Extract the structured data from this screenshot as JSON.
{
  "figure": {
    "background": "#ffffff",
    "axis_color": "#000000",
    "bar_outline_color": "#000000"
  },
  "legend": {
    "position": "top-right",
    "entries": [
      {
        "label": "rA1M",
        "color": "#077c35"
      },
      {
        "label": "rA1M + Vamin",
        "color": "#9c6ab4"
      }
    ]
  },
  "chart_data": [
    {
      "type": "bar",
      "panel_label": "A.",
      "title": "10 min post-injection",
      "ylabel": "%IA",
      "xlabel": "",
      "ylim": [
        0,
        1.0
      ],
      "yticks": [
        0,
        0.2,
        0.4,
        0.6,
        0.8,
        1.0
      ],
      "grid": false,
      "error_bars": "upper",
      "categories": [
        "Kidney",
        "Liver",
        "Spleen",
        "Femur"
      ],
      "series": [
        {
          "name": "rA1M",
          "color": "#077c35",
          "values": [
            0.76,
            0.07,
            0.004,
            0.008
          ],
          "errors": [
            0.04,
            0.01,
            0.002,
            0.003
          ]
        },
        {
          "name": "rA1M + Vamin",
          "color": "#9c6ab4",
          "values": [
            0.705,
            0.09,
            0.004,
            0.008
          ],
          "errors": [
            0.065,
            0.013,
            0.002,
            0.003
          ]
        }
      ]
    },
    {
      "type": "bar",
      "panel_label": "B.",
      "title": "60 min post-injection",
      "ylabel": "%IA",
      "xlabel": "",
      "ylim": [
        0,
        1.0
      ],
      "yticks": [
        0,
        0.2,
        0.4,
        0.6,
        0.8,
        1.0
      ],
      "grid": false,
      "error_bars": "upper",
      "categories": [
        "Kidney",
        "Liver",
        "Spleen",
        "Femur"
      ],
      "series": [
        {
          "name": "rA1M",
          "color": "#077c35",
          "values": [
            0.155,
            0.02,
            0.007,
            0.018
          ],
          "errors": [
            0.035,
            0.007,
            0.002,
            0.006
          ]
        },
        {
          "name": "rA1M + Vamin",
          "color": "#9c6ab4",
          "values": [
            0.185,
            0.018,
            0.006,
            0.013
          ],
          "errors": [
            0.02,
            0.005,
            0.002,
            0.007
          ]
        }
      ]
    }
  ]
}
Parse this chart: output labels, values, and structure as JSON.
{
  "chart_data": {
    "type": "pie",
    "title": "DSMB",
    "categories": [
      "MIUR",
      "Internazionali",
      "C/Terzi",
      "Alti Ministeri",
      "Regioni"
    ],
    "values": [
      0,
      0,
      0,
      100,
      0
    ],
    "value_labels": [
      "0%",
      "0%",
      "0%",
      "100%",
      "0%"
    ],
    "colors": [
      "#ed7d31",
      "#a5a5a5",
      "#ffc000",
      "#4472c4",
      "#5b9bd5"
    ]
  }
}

────

The problem - Extract each line from the listing above, please, and repeat it exactly.

Solution -
Extract the structured data from this screenshot as JSON.
{
  "figure": {
    "background": "#ffffff",
    "axis_color": "#000000",
    "bar_outline_color": "#000000"
  },
  "legend": {
    "position": "top-right",
    "entries": [
      {
        "label": "rA1M",
        "color": "#077c35"
      },
      {
        "label": "rA1M + Vamin",
        "color": "#9c6ab4"
      }
    ]
  },
  "chart_data": [
    {
      "type": "bar",
      "panel_label": "A.",
      "title": "10 min post-injection",
      "ylabel": "%IA",
      "xlabel": "",
      "ylim": [
        0,
        1.0
      ],
      "yticks": [
        0,
        0.2,
        0.4,
        0.6,
        0.8,
        1.0
      ],
      "grid": false,
      "error_bars": "upper",
      "categories": [
        "Kidney",
        "Liver",
        "Spleen",
        "Femur"
      ],
      "series": [
        {
          "name": "rA1M",
          "color": "#077c35",
          "values": [
            0.76,
            0.07,
            0.004,
            0.008
          ],
          "errors": [
            0.04,
            0.01,
            0.002,
            0.003
          ]
        },
        {
          "name": "rA1M + Vamin",
          "color": "#9c6ab4",
          "values": [
            0.705,
            0.09,
            0.004,
            0.008
          ],
          "errors": [
            0.065,
            0.013,
            0.002,
            0.003
          ]
        }
      ]
    },
    {
      "type": "bar",
      "panel_label": "B.",
      "title": "60 min post-injection",
      "ylabel": "%IA",
      "xlabel": "",
      "ylim": [
        0,
        1.0
      ],
      "yticks": [
        0,
        0.2,
        0.4,
        0.6,
        0.8,
        1.0
      ],
      "grid": false,
      "error_bars": "upper",
      "categories": [
        "Kidney",
        "Liver",
        "Spleen",
        "Femur"
      ],
      "series": [
        {
          "name": "rA1M",
          "color": "#077c35",
          "values": [
            0.155,
            0.02,
            0.007,
            0.018
          ],
          "errors": [
            0.035,
            0.007,
            0.002,
            0.006
          ]
        },
        {
          "name": "rA1M + Vamin",
          "color": "#9c6ab4",
          "values": [
            0.185,
            0.018,
            0.006,
            0.013
          ],
          "errors": [
            0.02,
            0.005,
            0.002,
            0.007
          ]
        }
      ]
    }
  ]
}
Parse this chart: output labels, values, and structure as JSON.
{
  "chart_data": {
    "type": "pie",
    "title": "DSMB",
    "categories": [
      "MIUR",
      "Internazionali",
      "C/Terzi",
      "Alti Ministeri",
      "Regioni"
    ],
    "values": [
      0,
      0,
      0,
      100,
      0
    ],
    "value_labels": [
      "0%",
      "0%",
      "0%",
      "100%",
      "0%"
    ],
    "colors": [
      "#ed7d31",
      "#a5a5a5",
      "#ffc000",
      "#4472c4",
      "#5b9bd5"
    ]
  }
}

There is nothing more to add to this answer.